* Written instruction
Copy all the entries word for word, but omit the pictures.

* Supplied material
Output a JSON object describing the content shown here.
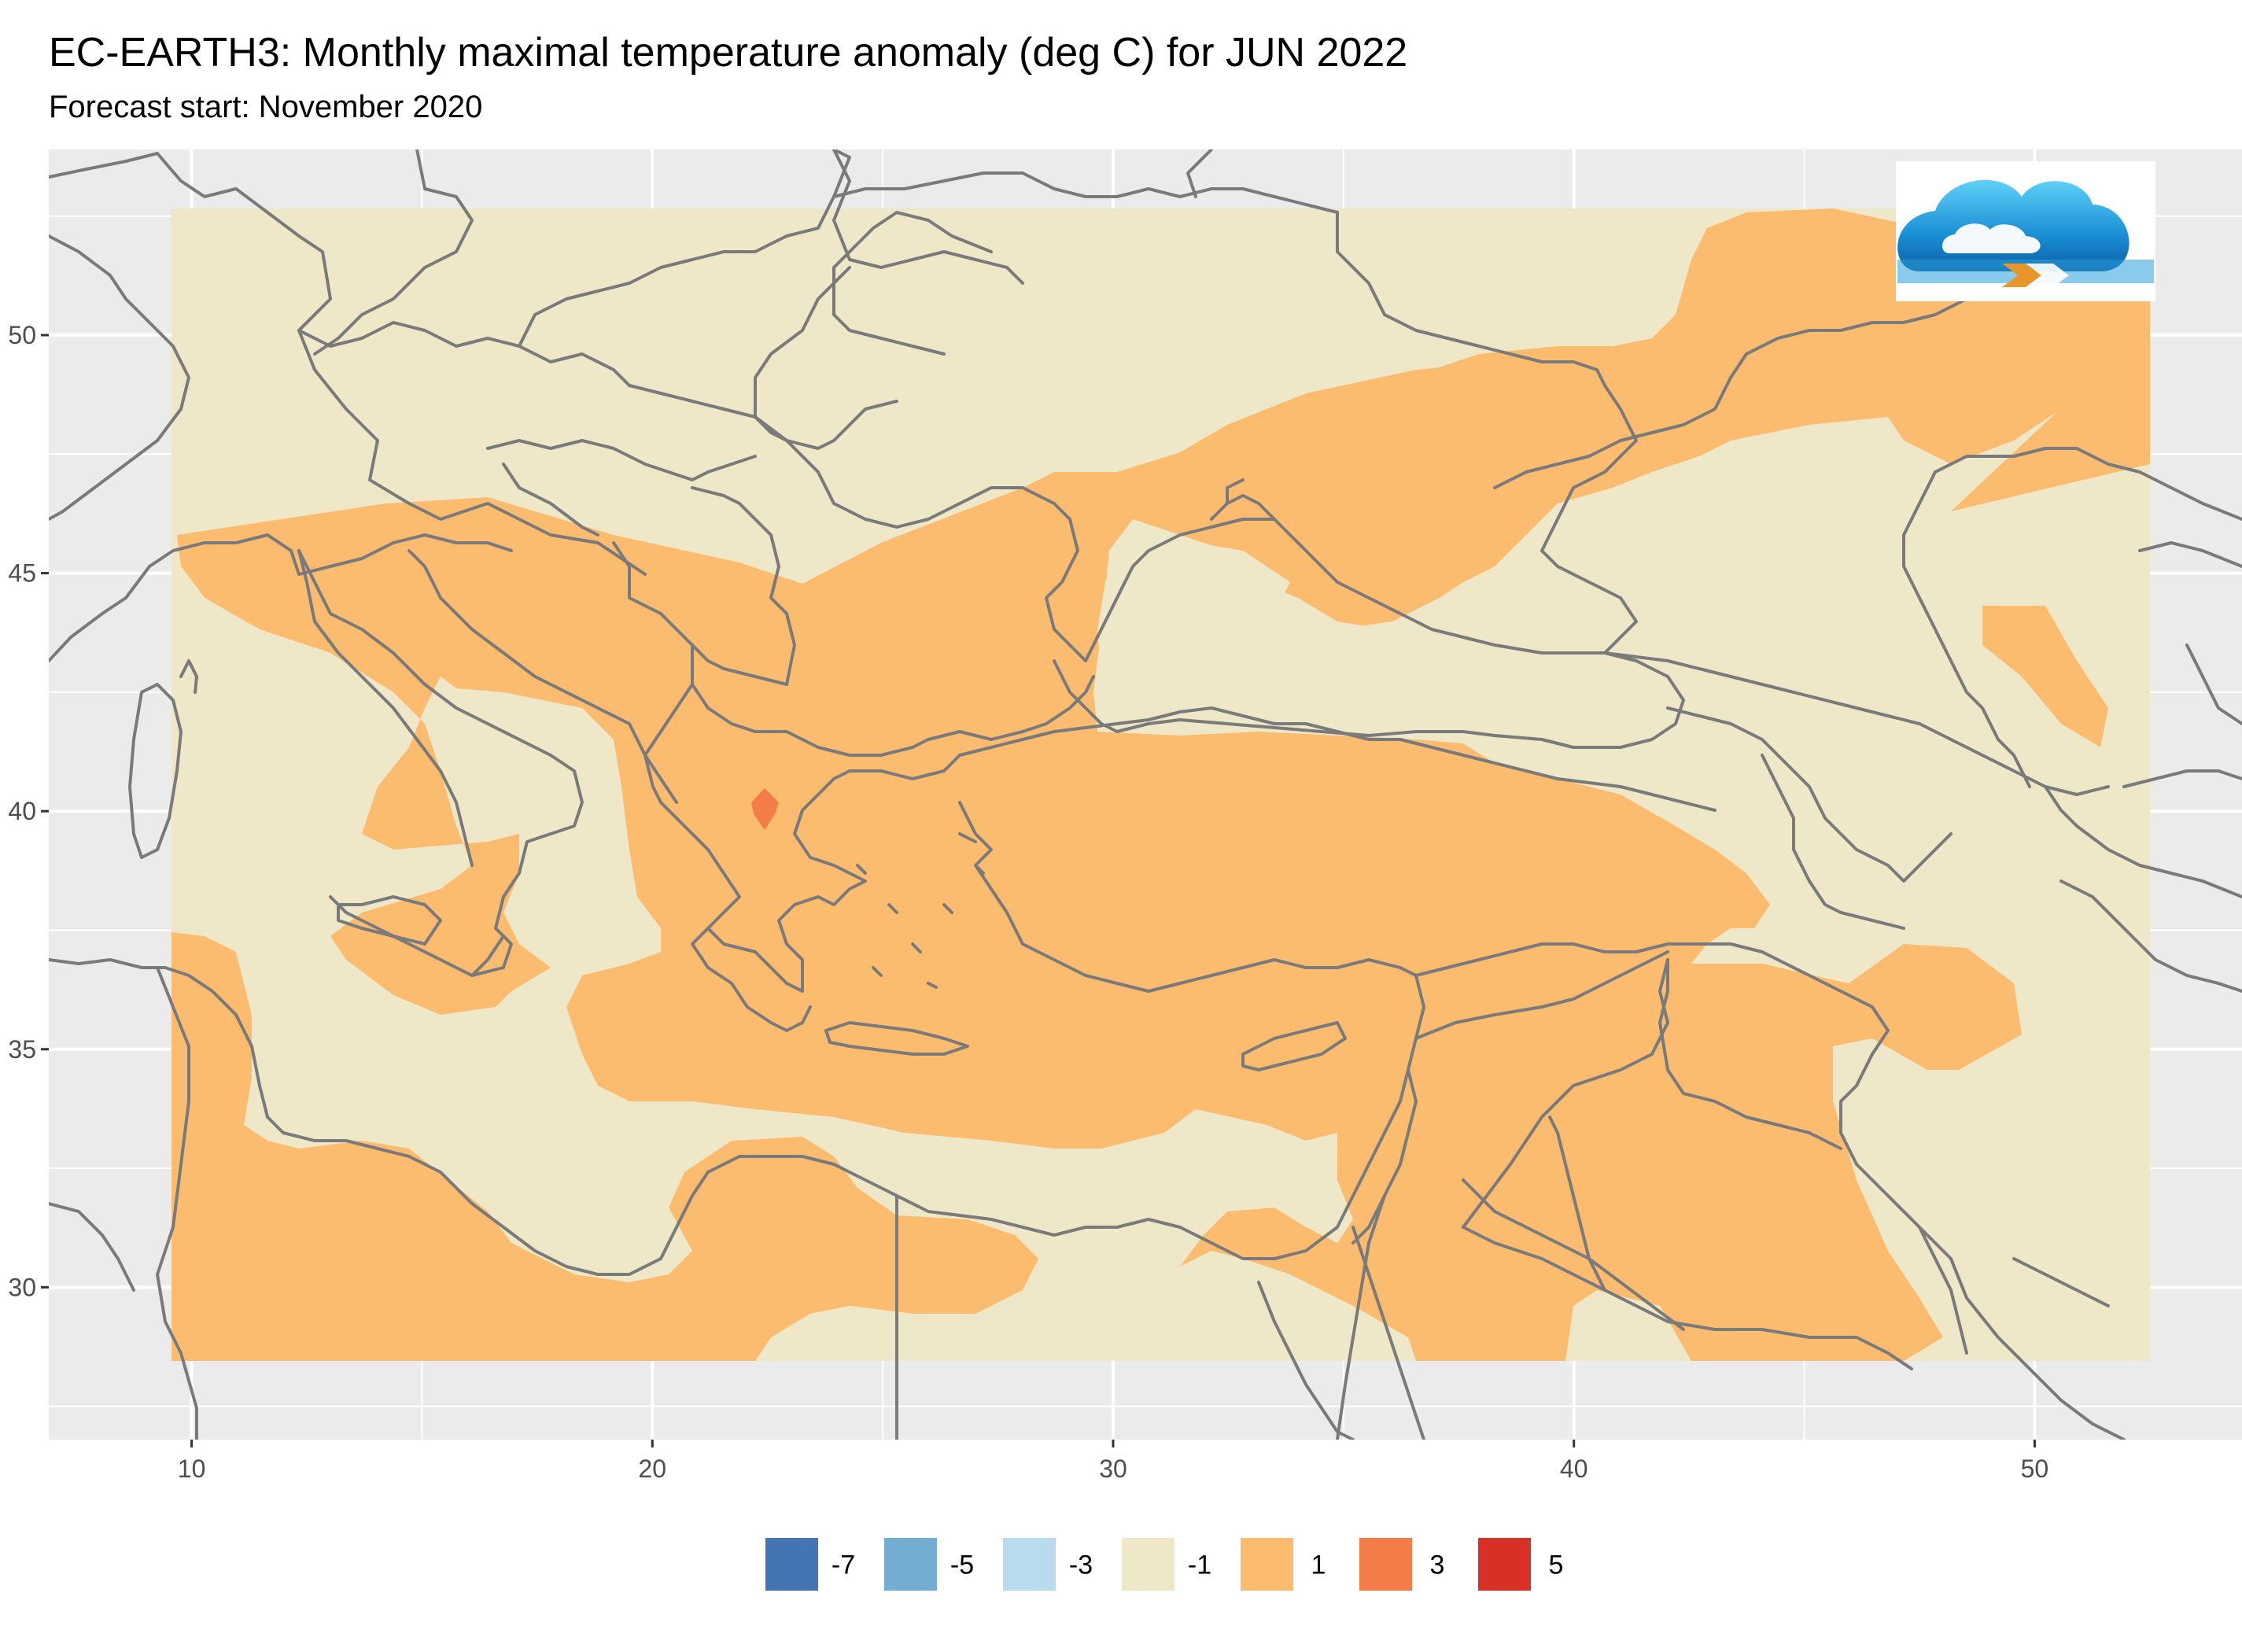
{
  "title": "EC-EARTH3: Monthly maximal temperature anomaly (deg C) for JUN 2022",
  "subtitle": "Forecast start: November 2020",
  "map": {
    "lon_range": [
      6.9,
      54.5
    ],
    "lat_range": [
      26.8,
      53.9
    ],
    "x_ticks": [
      10,
      20,
      30,
      40,
      50
    ],
    "y_ticks": [
      30,
      35,
      40,
      45,
      50
    ],
    "x_tick_labels": [
      "10",
      "20",
      "30",
      "40",
      "50"
    ],
    "y_tick_labels": [
      "30",
      "35",
      "40",
      "45",
      "50"
    ],
    "data_extent": {
      "lon": [
        9.5,
        51.6
      ],
      "lat": [
        28.5,
        53.0
      ]
    },
    "panel_color": "#ebebeb",
    "grid_color": "#ffffff",
    "border_color": "#7a7a7a",
    "base_color": "#eee8c8",
    "warm_color": "#fcbc6f",
    "hot_color": "#f47c48"
  },
  "legend": {
    "items": [
      {
        "label": "-7",
        "color": "#4574b4"
      },
      {
        "label": "-5",
        "color": "#74add1"
      },
      {
        "label": "-3",
        "color": "#b8dcee"
      },
      {
        "label": "-1",
        "color": "#eee8c8"
      },
      {
        "label": "1",
        "color": "#fcbc6f"
      },
      {
        "label": "3",
        "color": "#f47c48"
      },
      {
        "label": "5",
        "color": "#d73027"
      }
    ]
  },
  "logo": {
    "icon": "cloud-logo-icon"
  }
}
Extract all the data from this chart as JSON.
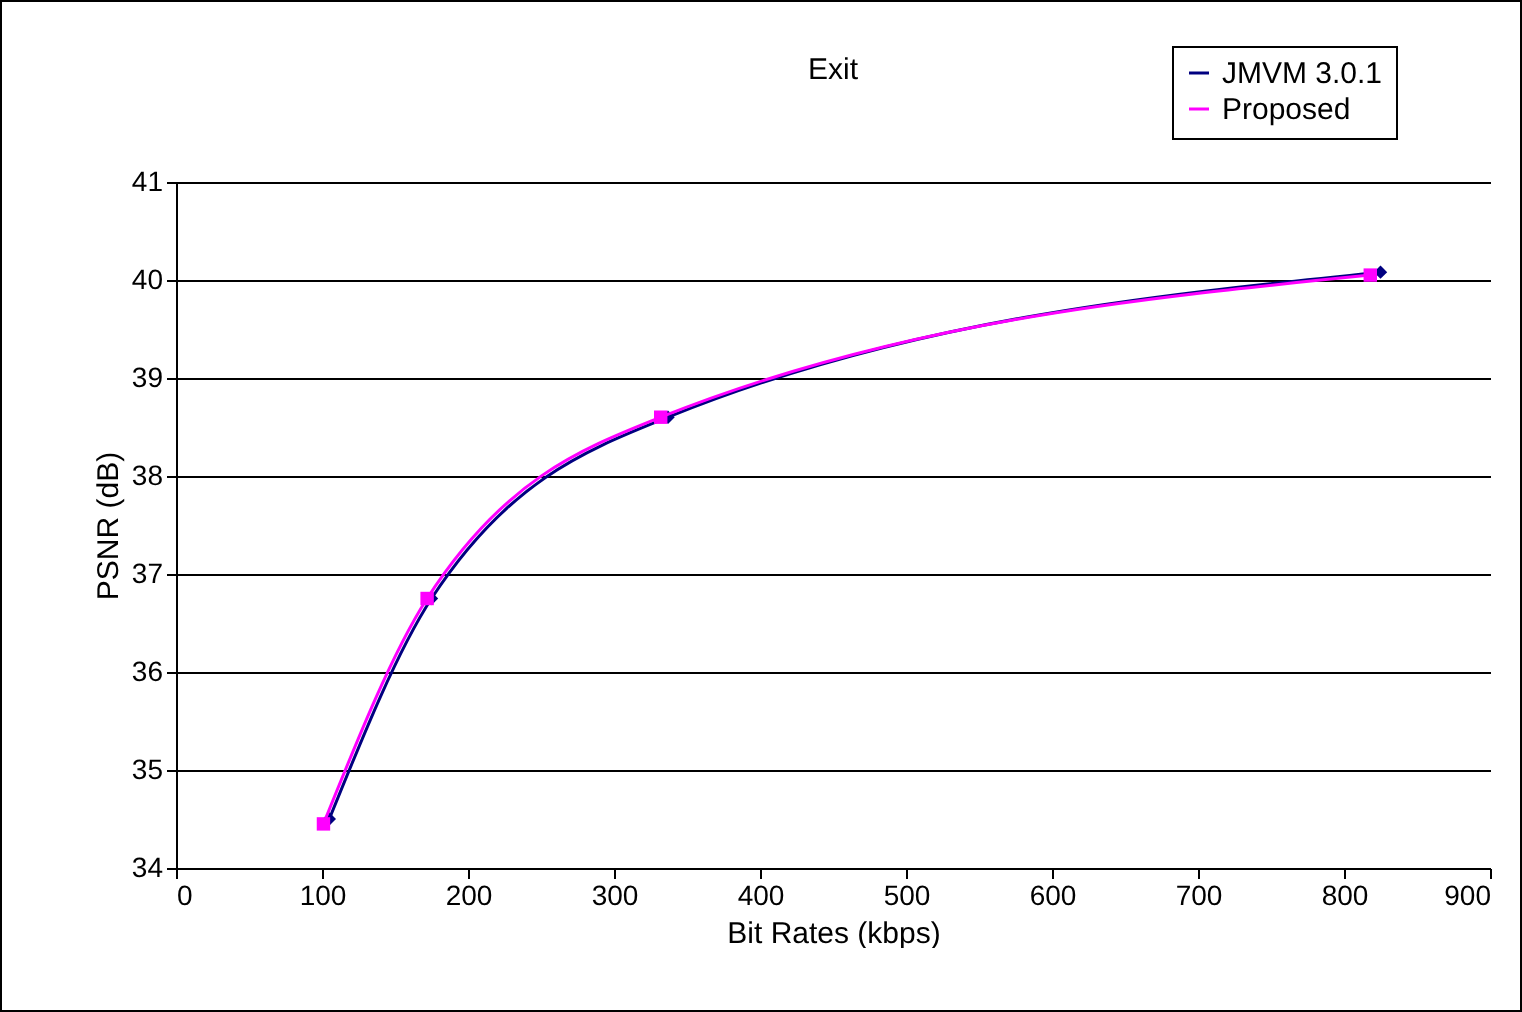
{
  "chart_data": {
    "type": "line",
    "title": "Exit",
    "xlabel": "Bit Rates (kbps)",
    "ylabel": "PSNR (dB)",
    "xlim": [
      0,
      900
    ],
    "xticks": [
      0,
      100,
      200,
      300,
      400,
      500,
      600,
      700,
      800,
      900
    ],
    "ylim": [
      34,
      41
    ],
    "yticks": [
      34,
      35,
      36,
      37,
      38,
      39,
      40,
      41
    ],
    "grid": "y",
    "legend": "top right",
    "series": [
      {
        "name": "JMVM 3.0.1",
        "color": "#000080",
        "marker": "diamond",
        "x": [
          105,
          175,
          337,
          825
        ],
        "values": [
          34.5,
          36.75,
          38.6,
          40.08
        ]
      },
      {
        "name": "Proposed",
        "color": "#ff00ff",
        "marker": "square",
        "x": [
          101,
          172,
          332,
          818
        ],
        "values": [
          34.45,
          36.75,
          38.6,
          40.05
        ]
      }
    ]
  }
}
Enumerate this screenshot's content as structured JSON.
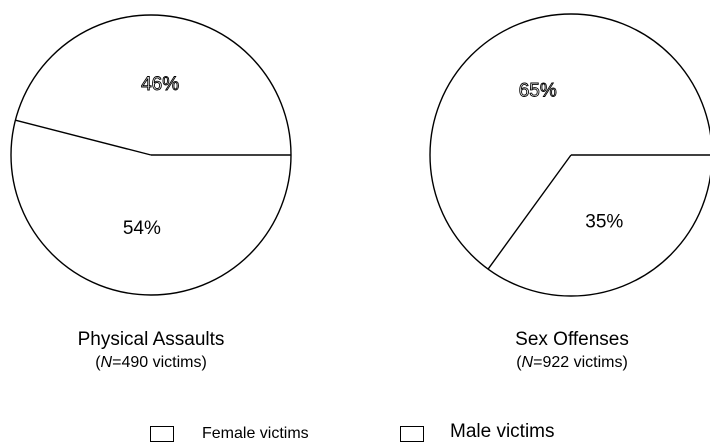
{
  "chart_data": [
    {
      "type": "pie",
      "title": "Physical Assaults",
      "subtitle_prefix": "N",
      "subtitle_suffix": "=490 victims",
      "slices": [
        {
          "label": "Male victims",
          "value": 46,
          "text": "46%",
          "style": "outline"
        },
        {
          "label": "Female victims",
          "value": 54,
          "text": "54%",
          "style": "plain"
        }
      ]
    },
    {
      "type": "pie",
      "title": "Sex Offenses",
      "subtitle_prefix": "N",
      "subtitle_suffix": "=922 victims",
      "slices": [
        {
          "label": "Female victims",
          "value": 65,
          "text": "65%",
          "style": "outline"
        },
        {
          "label": "Male victims",
          "value": 35,
          "text": "35%",
          "style": "plain"
        }
      ]
    }
  ],
  "legend": {
    "female_label": "Female victims",
    "male_label": "Male victims"
  }
}
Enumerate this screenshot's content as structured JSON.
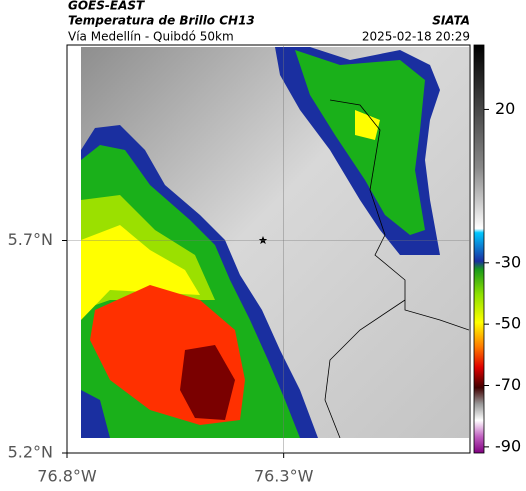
{
  "header": {
    "title": "GOES-EAST",
    "subtitle": "Temperatura de Brillo CH13",
    "route": "Vía Medellín - Quibdó 50km",
    "timestamp": "2025-02-18 20:29",
    "source": "SIATA"
  },
  "map": {
    "xlim": [
      -76.8,
      -75.87
    ],
    "ylim": [
      5.2,
      6.16
    ],
    "xticks": [
      {
        "value": -76.8,
        "label": "76.8°W"
      },
      {
        "value": -76.3,
        "label": "76.3°W"
      }
    ],
    "yticks": [
      {
        "value": 5.2,
        "label": "5.2°N"
      },
      {
        "value": 5.7,
        "label": "5.7°N"
      }
    ],
    "grid": true
  },
  "colorbar": {
    "lim": [
      -92,
      41
    ],
    "ticks": [
      20,
      -30,
      -50,
      -70,
      -90
    ]
  }
}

* Solution for this task
Output a JSON object describing the content shown here.
{
  "title": "EC-EARTH3: Monthly maximal temperature anomaly (deg C) for JUN 2022",
  "subtitle": "Forecast start: November 2020",
  "map": {
    "lon_range": [
      6.9,
      54.5
    ],
    "lat_range": [
      26.8,
      53.9
    ],
    "x_ticks": [
      10,
      20,
      30,
      40,
      50
    ],
    "y_ticks": [
      30,
      35,
      40,
      45,
      50
    ],
    "x_tick_labels": [
      "10",
      "20",
      "30",
      "40",
      "50"
    ],
    "y_tick_labels": [
      "30",
      "35",
      "40",
      "45",
      "50"
    ],
    "data_extent": {
      "lon": [
        9.5,
        51.6
      ],
      "lat": [
        28.5,
        53.0
      ]
    },
    "panel_color": "#ebebeb",
    "grid_color": "#ffffff",
    "border_color": "#7a7a7a",
    "base_color": "#eee8c8",
    "warm_color": "#fcbc6f",
    "hot_color": "#f47c48"
  },
  "legend": {
    "items": [
      {
        "label": "-7",
        "color": "#4574b4"
      },
      {
        "label": "-5",
        "color": "#74add1"
      },
      {
        "label": "-3",
        "color": "#b8dcee"
      },
      {
        "label": "-1",
        "color": "#eee8c8"
      },
      {
        "label": "1",
        "color": "#fcbc6f"
      },
      {
        "label": "3",
        "color": "#f47c48"
      },
      {
        "label": "5",
        "color": "#d73027"
      }
    ]
  },
  "logo": {
    "icon": "cloud-logo-icon"
  }
}
Extract all the data from this chart as JSON.
{
  "chart_data": {
    "type": "line",
    "title": "Exit",
    "xlabel": "Bit Rates (kbps)",
    "ylabel": "PSNR (dB)",
    "xlim": [
      0,
      900
    ],
    "xticks": [
      0,
      100,
      200,
      300,
      400,
      500,
      600,
      700,
      800,
      900
    ],
    "ylim": [
      34,
      41
    ],
    "yticks": [
      34,
      35,
      36,
      37,
      38,
      39,
      40,
      41
    ],
    "grid": "y",
    "legend": "top right",
    "series": [
      {
        "name": "JMVM 3.0.1",
        "color": "#000080",
        "marker": "diamond",
        "x": [
          105,
          175,
          337,
          825
        ],
        "values": [
          34.5,
          36.75,
          38.6,
          40.08
        ]
      },
      {
        "name": "Proposed",
        "color": "#ff00ff",
        "marker": "square",
        "x": [
          101,
          172,
          332,
          818
        ],
        "values": [
          34.45,
          36.75,
          38.6,
          40.05
        ]
      }
    ]
  }
}
Enumerate this screenshot's content as structured JSON.
{
  "chart_data": [
    {
      "type": "pie",
      "title": "Physical Assaults",
      "subtitle_prefix": "N",
      "subtitle_suffix": "=490 victims",
      "slices": [
        {
          "label": "Male victims",
          "value": 46,
          "text": "46%",
          "style": "outline"
        },
        {
          "label": "Female victims",
          "value": 54,
          "text": "54%",
          "style": "plain"
        }
      ]
    },
    {
      "type": "pie",
      "title": "Sex Offenses",
      "subtitle_prefix": "N",
      "subtitle_suffix": "=922 victims",
      "slices": [
        {
          "label": "Female victims",
          "value": 65,
          "text": "65%",
          "style": "outline"
        },
        {
          "label": "Male victims",
          "value": 35,
          "text": "35%",
          "style": "plain"
        }
      ]
    }
  ],
  "legend": {
    "female_label": "Female victims",
    "male_label": "Male victims"
  }
}
Enumerate this screenshot's content as structured JSON.
{
  "header": {
    "title": "GOES-EAST",
    "subtitle": "Temperatura de Brillo CH13",
    "route": "Vía Medellín - Quibdó 50km",
    "timestamp": "2025-02-18 20:29",
    "source": "SIATA"
  },
  "map": {
    "xlim": [
      -76.8,
      -75.87
    ],
    "ylim": [
      5.2,
      6.16
    ],
    "xticks": [
      {
        "value": -76.8,
        "label": "76.8°W"
      },
      {
        "value": -76.3,
        "label": "76.3°W"
      }
    ],
    "yticks": [
      {
        "value": 5.2,
        "label": "5.2°N"
      },
      {
        "value": 5.7,
        "label": "5.7°N"
      }
    ],
    "grid": true
  },
  "colorbar": {
    "lim": [
      -92,
      41
    ],
    "ticks": [
      20,
      -30,
      -50,
      -70,
      -90
    ]
  }
}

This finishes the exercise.